§ **STORED RECORDS**
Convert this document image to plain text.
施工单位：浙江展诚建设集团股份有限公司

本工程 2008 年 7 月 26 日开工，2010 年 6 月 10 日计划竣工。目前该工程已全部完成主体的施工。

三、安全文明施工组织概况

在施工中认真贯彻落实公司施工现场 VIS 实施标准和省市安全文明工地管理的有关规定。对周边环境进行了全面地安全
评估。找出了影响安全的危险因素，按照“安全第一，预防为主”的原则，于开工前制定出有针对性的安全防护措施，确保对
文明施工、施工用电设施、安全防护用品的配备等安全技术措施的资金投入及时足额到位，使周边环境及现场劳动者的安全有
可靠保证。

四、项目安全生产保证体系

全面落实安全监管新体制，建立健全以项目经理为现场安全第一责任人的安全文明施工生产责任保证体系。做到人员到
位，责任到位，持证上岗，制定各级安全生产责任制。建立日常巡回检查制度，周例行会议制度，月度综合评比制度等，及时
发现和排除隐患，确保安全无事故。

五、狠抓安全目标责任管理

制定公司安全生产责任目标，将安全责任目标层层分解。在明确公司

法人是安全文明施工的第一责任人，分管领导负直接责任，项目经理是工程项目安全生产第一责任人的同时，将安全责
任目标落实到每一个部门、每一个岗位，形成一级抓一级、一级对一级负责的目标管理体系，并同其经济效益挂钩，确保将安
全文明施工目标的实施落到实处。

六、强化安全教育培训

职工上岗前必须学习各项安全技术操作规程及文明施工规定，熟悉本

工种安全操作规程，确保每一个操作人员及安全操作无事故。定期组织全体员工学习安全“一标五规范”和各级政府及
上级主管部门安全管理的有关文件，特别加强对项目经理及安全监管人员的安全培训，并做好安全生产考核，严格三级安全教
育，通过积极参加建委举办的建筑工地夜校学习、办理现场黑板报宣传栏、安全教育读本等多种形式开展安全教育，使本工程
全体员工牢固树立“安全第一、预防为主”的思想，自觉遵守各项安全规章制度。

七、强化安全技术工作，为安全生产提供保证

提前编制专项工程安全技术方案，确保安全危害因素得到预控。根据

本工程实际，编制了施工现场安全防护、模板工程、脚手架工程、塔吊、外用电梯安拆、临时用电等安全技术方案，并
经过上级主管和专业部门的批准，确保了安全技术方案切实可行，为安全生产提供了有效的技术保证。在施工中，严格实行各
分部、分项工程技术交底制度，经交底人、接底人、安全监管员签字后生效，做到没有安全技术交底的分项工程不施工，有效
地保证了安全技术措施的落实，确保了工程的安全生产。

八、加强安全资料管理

§ **GIVEN INSTRUCTION**
Write out every line exactly as it stands.

§ **REPLY**
Convert this document image to plain text.
施工单位：浙江展诚建设集团股份有限公司

本工程 2008 年 7 月 26 日开工，2010 年 6 月 10 日计划竣工。目前该工程已全部完成主体的施工。

三、安全文明施工组织概况

在施工中认真贯彻落实公司施工现场 VIS 实施标准和省市安全文明工地管理的有关规定。对周边环境进行了全面地安全
评估。找出了影响安全的危险因素，按照“安全第一，预防为主”的原则，于开工前制定出有针对性的安全防护措施，确保对
文明施工、施工用电设施、安全防护用品的配备等安全技术措施的资金投入及时足额到位，使周边环境及现场劳动者的安全有
可靠保证。

四、项目安全生产保证体系

全面落实安全监管新体制，建立健全以项目经理为现场安全第一责任人的安全文明施工生产责任保证体系。做到人员到
位，责任到位，持证上岗，制定各级安全生产责任制。建立日常巡回检查制度，周例行会议制度，月度综合评比制度等，及时
发现和排除隐患，确保安全无事故。

五、狠抓安全目标责任管理

制定公司安全生产责任目标，将安全责任目标层层分解。在明确公司

法人是安全文明施工的第一责任人，分管领导负直接责任，项目经理是工程项目安全生产第一责任人的同时，将安全责
任目标落实到每一个部门、每一个岗位，形成一级抓一级、一级对一级负责的目标管理体系，并同其经济效益挂钩，确保将安
全文明施工目标的实施落到实处。

六、强化安全教育培训

职工上岗前必须学习各项安全技术操作规程及文明施工规定，熟悉本

工种安全操作规程，确保每一个操作人员及安全操作无事故。定期组织全体员工学习安全“一标五规范”和各级政府及
上级主管部门安全管理的有关文件，特别加强对项目经理及安全监管人员的安全培训，并做好安全生产考核，严格三级安全教
育，通过积极参加建委举办的建筑工地夜校学习、办理现场黑板报宣传栏、安全教育读本等多种形式开展安全教育，使本工程
全体员工牢固树立“安全第一、预防为主”的思想，自觉遵守各项安全规章制度。

七、强化安全技术工作，为安全生产提供保证

提前编制专项工程安全技术方案，确保安全危害因素得到预控。根据

本工程实际，编制了施工现场安全防护、模板工程、脚手架工程、塔吊、外用电梯安拆、临时用电等安全技术方案，并
经过上级主管和专业部门的批准，确保了安全技术方案切实可行，为安全生产提供了有效的技术保证。在施工中，严格实行各
分部、分项工程技术交底制度，经交底人、接底人、安全监管员签字后生效，做到没有安全技术交底的分项工程不施工，有效
地保证了安全技术措施的落实，确保了工程的安全生产。

八、加强安全资料管理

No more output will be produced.